Stated exercise
Repeat the lines below exactly as they appear, but leave out the images.

Dataset items:
((

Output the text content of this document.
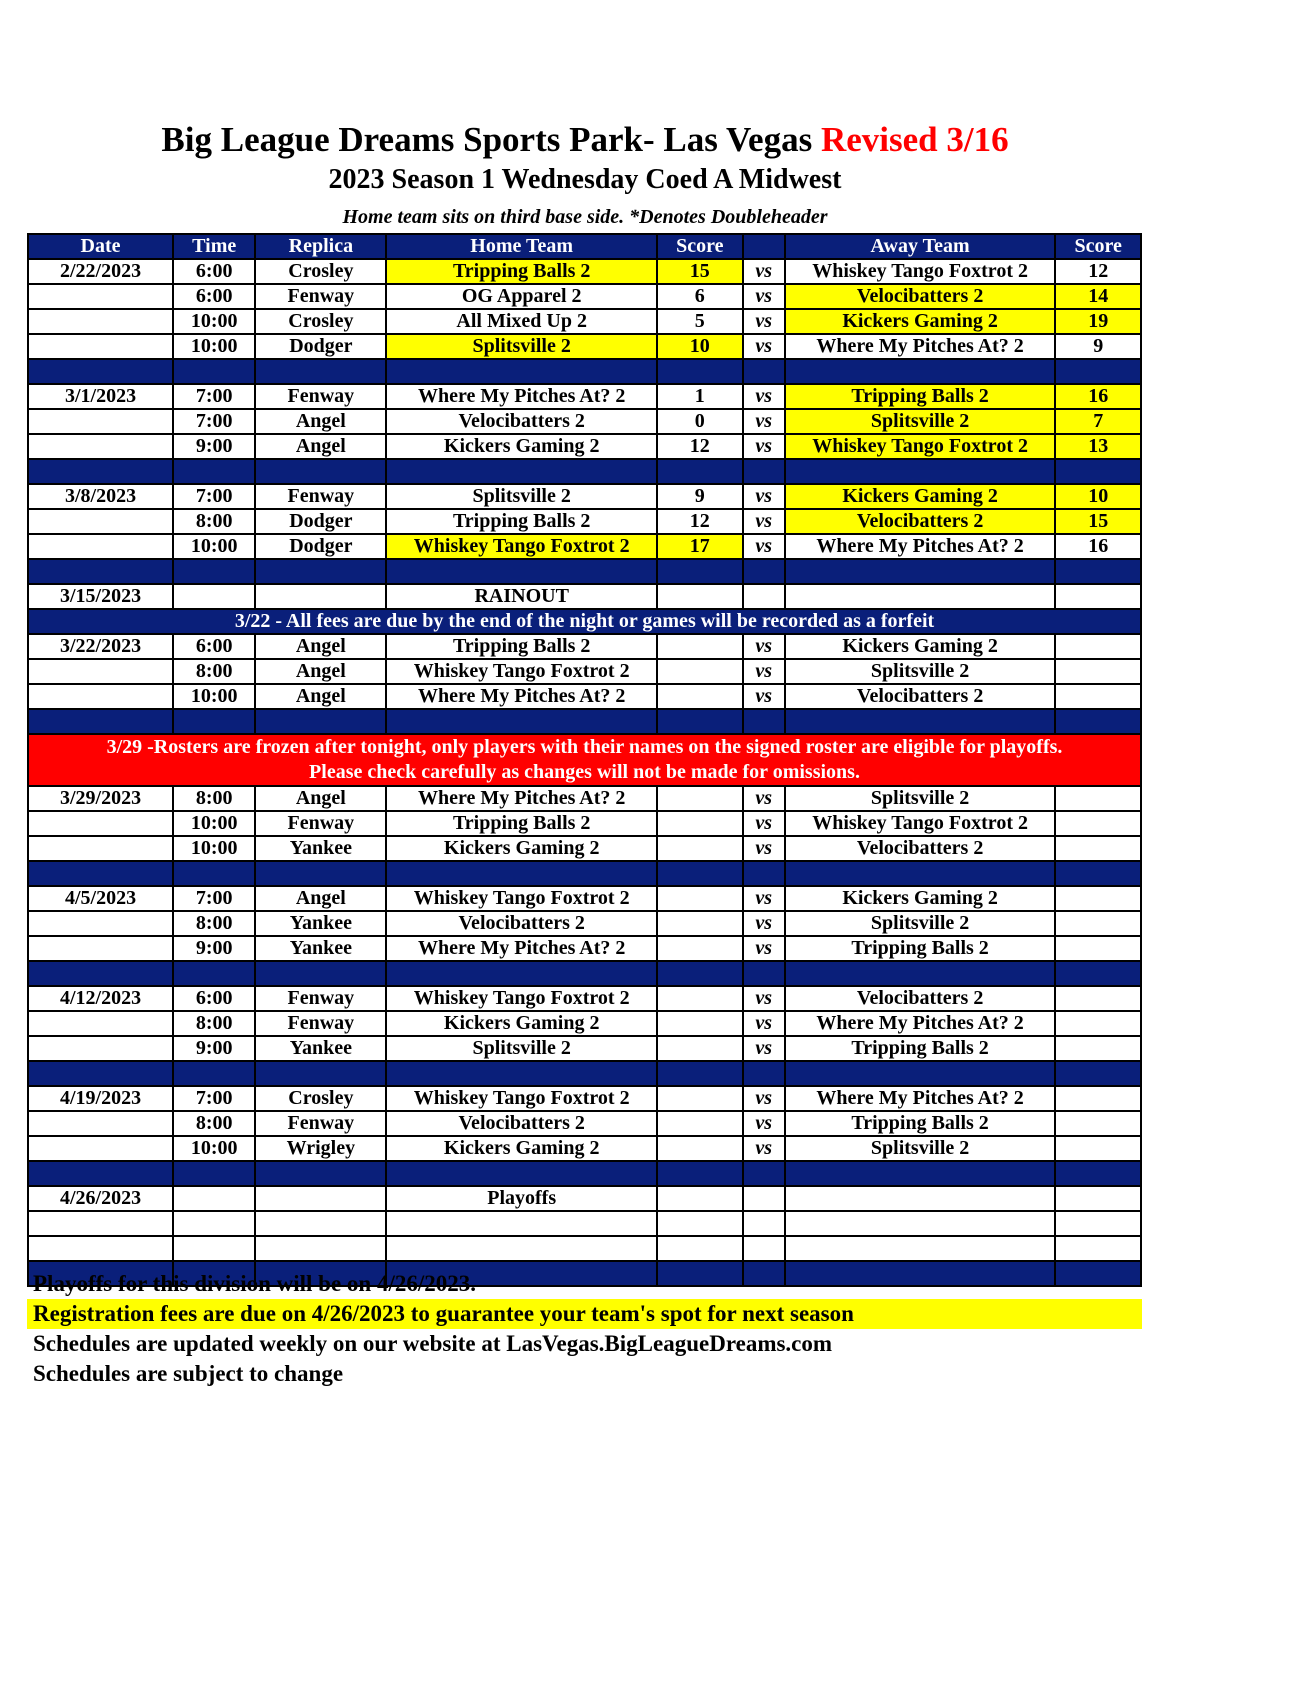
Big League Dreams Sports Park- Las Vegas Revised 3/16
2023 Season 1 Wednesday Coed A Midwest
Home team sits on third base side. *Denotes Doubleheader
Date	Time	Replica	Home Team	Score		Away Team	Score
2/22/2023	6:00	Crosley	Tripping Balls 2	15	vs	Whiskey Tango Foxtrot 2	12
	6:00	Fenway	OG Apparel 2	6	vs	Velocibatters 2	14
	10:00	Crosley	All Mixed Up 2	5	vs	Kickers Gaming 2	19
	10:00	Dodger	Splitsville 2	10	vs	Where My Pitches At? 2	9

3/1/2023	7:00	Fenway	Where My Pitches At? 2	1	vs	Tripping Balls 2	16
	7:00	Angel	Velocibatters 2	0	vs	Splitsville 2	7
	9:00	Angel	Kickers Gaming 2	12	vs	Whiskey Tango Foxtrot 2	13

3/8/2023	7:00	Fenway	Splitsville 2	9	vs	Kickers Gaming 2	10
	8:00	Dodger	Tripping Balls 2	12	vs	Velocibatters 2	15
	10:00	Dodger	Whiskey Tango Foxtrot 2	17	vs	Where My Pitches At? 2	16

3/15/2023			RAINOUT				
3/22 - All fees are due by the end of the night or games will be recorded as a forfeit							
3/22/2023	6:00	Angel	Tripping Balls 2		vs	Kickers Gaming 2	
	8:00	Angel	Whiskey Tango Foxtrot 2		vs	Splitsville 2	
	10:00	Angel	Where My Pitches At? 2		vs	Velocibatters 2	

3/29 -Rosters are frozen after tonight, only players with their names on the signed roster are eligible for playoffs.
Please check carefully as changes will not be made for omissions.							
3/29/2023	8:00	Angel	Where My Pitches At? 2		vs	Splitsville 2	
	10:00	Fenway	Tripping Balls 2		vs	Whiskey Tango Foxtrot 2	
	10:00	Yankee	Kickers Gaming 2		vs	Velocibatters 2	

4/5/2023	7:00	Angel	Whiskey Tango Foxtrot 2		vs	Kickers Gaming 2	
	8:00	Yankee	Velocibatters 2		vs	Splitsville 2	
	9:00	Yankee	Where My Pitches At? 2		vs	Tripping Balls 2	

4/12/2023	6:00	Fenway	Whiskey Tango Foxtrot 2		vs	Velocibatters 2	
	8:00	Fenway	Kickers Gaming 2		vs	Where My Pitches At? 2	
	9:00	Yankee	Splitsville 2		vs	Tripping Balls 2	

4/19/2023	7:00	Crosley	Whiskey Tango Foxtrot 2		vs	Where My Pitches At? 2	
	8:00	Fenway	Velocibatters 2		vs	Tripping Balls 2	
	10:00	Wrigley	Kickers Gaming 2		vs	Splitsville 2	

4/26/2023			Playoffs				

Playoffs for this division will be on 4/26/2023.
Registration fees are due on 4/26/2023 to guarantee your team's spot for next season
Schedules are updated weekly on our website at LasVegas.BigLeagueDreams.com
Schedules are subject to change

))

Solution for this task
Output the text content of this document.
Big League Dreams Sports Park- Las Vegas Revised 3/16
2023 Season 1 Wednesday Coed A Midwest
Home team sits on third base side. *Denotes Doubleheader
Date	Time	Replica	Home Team	Score		Away Team	Score
2/22/2023	6:00	Crosley	Tripping Balls 2	15	vs	Whiskey Tango Foxtrot 2	12
	6:00	Fenway	OG Apparel 2	6	vs	Velocibatters 2	14
	10:00	Crosley	All Mixed Up 2	5	vs	Kickers Gaming 2	19
	10:00	Dodger	Splitsville 2	10	vs	Where My Pitches At? 2	9

3/1/2023	7:00	Fenway	Where My Pitches At? 2	1	vs	Tripping Balls 2	16
	7:00	Angel	Velocibatters 2	0	vs	Splitsville 2	7
	9:00	Angel	Kickers Gaming 2	12	vs	Whiskey Tango Foxtrot 2	13

3/8/2023	7:00	Fenway	Splitsville 2	9	vs	Kickers Gaming 2	10
	8:00	Dodger	Tripping Balls 2	12	vs	Velocibatters 2	15
	10:00	Dodger	Whiskey Tango Foxtrot 2	17	vs	Where My Pitches At? 2	16

3/15/2023			RAINOUT				
3/22 - All fees are due by the end of the night or games will be recorded as a forfeit							
3/22/2023	6:00	Angel	Tripping Balls 2		vs	Kickers Gaming 2	
	8:00	Angel	Whiskey Tango Foxtrot 2		vs	Splitsville 2	
	10:00	Angel	Where My Pitches At? 2		vs	Velocibatters 2	

3/29 -Rosters are frozen after tonight, only players with their names on the signed roster are eligible for playoffs.
Please check carefully as changes will not be made for omissions.							
3/29/2023	8:00	Angel	Where My Pitches At? 2		vs	Splitsville 2	
	10:00	Fenway	Tripping Balls 2		vs	Whiskey Tango Foxtrot 2	
	10:00	Yankee	Kickers Gaming 2		vs	Velocibatters 2	

4/5/2023	7:00	Angel	Whiskey Tango Foxtrot 2		vs	Kickers Gaming 2	
	8:00	Yankee	Velocibatters 2		vs	Splitsville 2	
	9:00	Yankee	Where My Pitches At? 2		vs	Tripping Balls 2	

4/12/2023	6:00	Fenway	Whiskey Tango Foxtrot 2		vs	Velocibatters 2	
	8:00	Fenway	Kickers Gaming 2		vs	Where My Pitches At? 2	
	9:00	Yankee	Splitsville 2		vs	Tripping Balls 2	

4/19/2023	7:00	Crosley	Whiskey Tango Foxtrot 2		vs	Where My Pitches At? 2	
	8:00	Fenway	Velocibatters 2		vs	Tripping Balls 2	
	10:00	Wrigley	Kickers Gaming 2		vs	Splitsville 2	

4/26/2023			Playoffs				

Playoffs for this division will be on 4/26/2023.
Registration fees are due on 4/26/2023 to guarantee your team's spot for next season
Schedules are updated weekly on our website at LasVegas.BigLeagueDreams.com
Schedules are subject to change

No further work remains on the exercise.